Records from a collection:
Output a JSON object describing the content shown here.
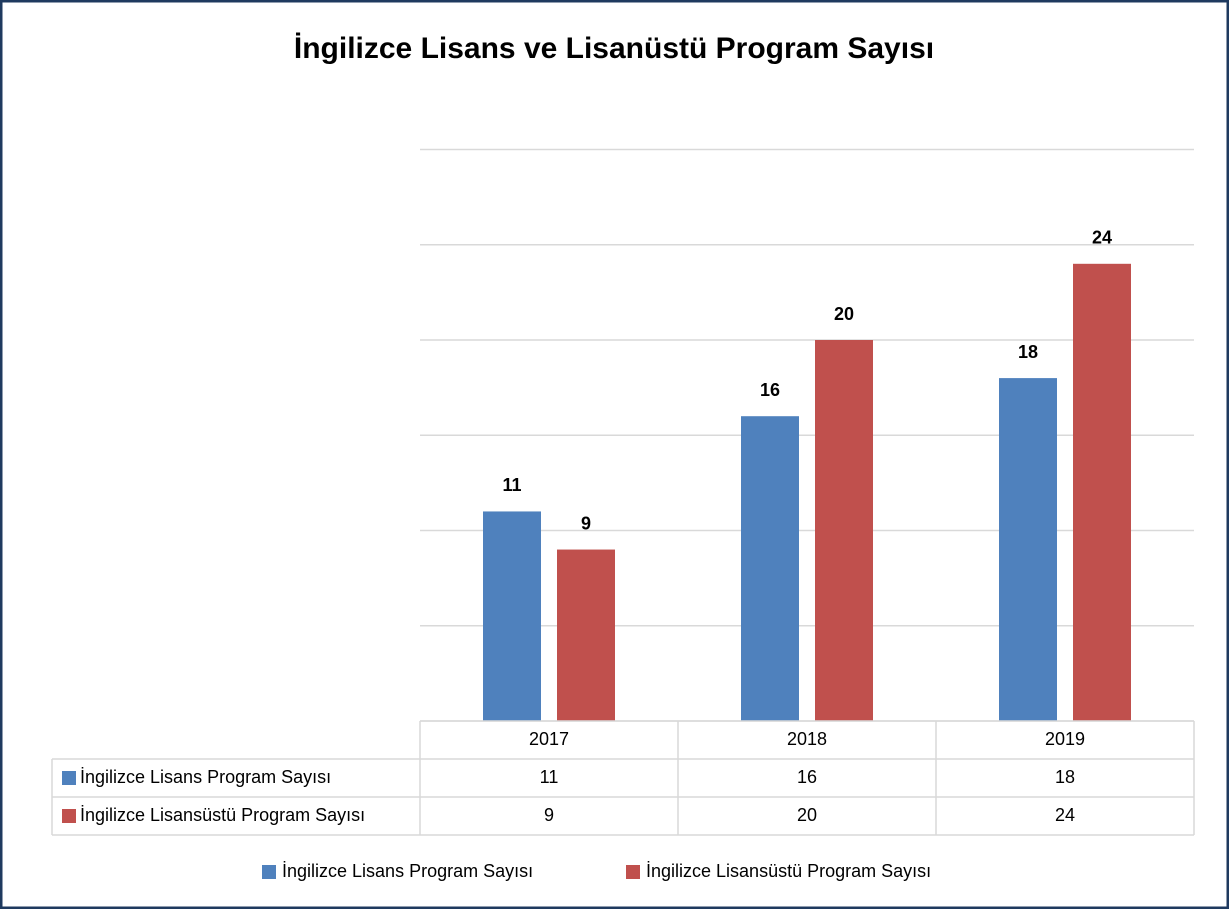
{
  "chart_data": {
    "type": "bar",
    "title": "İngilizce Lisans ve Lisanüstü Program Sayısı",
    "categories": [
      "2017",
      "2018",
      "2019"
    ],
    "series": [
      {
        "name": "İngilizce Lisans Program Sayısı",
        "color": "#4f81bd",
        "values": [
          11,
          16,
          18
        ]
      },
      {
        "name": "İngilizce Lisansüstü Program Sayısı",
        "color": "#c0504d",
        "values": [
          9,
          20,
          24
        ]
      }
    ],
    "ylim": [
      0,
      30
    ],
    "yticks": [
      0,
      5,
      10,
      15,
      20,
      25,
      30
    ],
    "grid": true,
    "legend": "bottom",
    "data_table": true
  }
}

◆ **Given instruction**: Copy the listing exactly. Any image in it stays out of the copy.

◆ **Answer to this exercise**:
Output a JSON object describing the content shown here.
{
  "chart_data": {
    "type": "bar",
    "title": "İngilizce Lisans ve Lisanüstü Program Sayısı",
    "categories": [
      "2017",
      "2018",
      "2019"
    ],
    "series": [
      {
        "name": "İngilizce Lisans Program Sayısı",
        "color": "#4f81bd",
        "values": [
          11,
          16,
          18
        ]
      },
      {
        "name": "İngilizce Lisansüstü Program Sayısı",
        "color": "#c0504d",
        "values": [
          9,
          20,
          24
        ]
      }
    ],
    "ylim": [
      0,
      30
    ],
    "yticks": [
      0,
      5,
      10,
      15,
      20,
      25,
      30
    ],
    "grid": true,
    "legend": "bottom",
    "data_table": true
  }
}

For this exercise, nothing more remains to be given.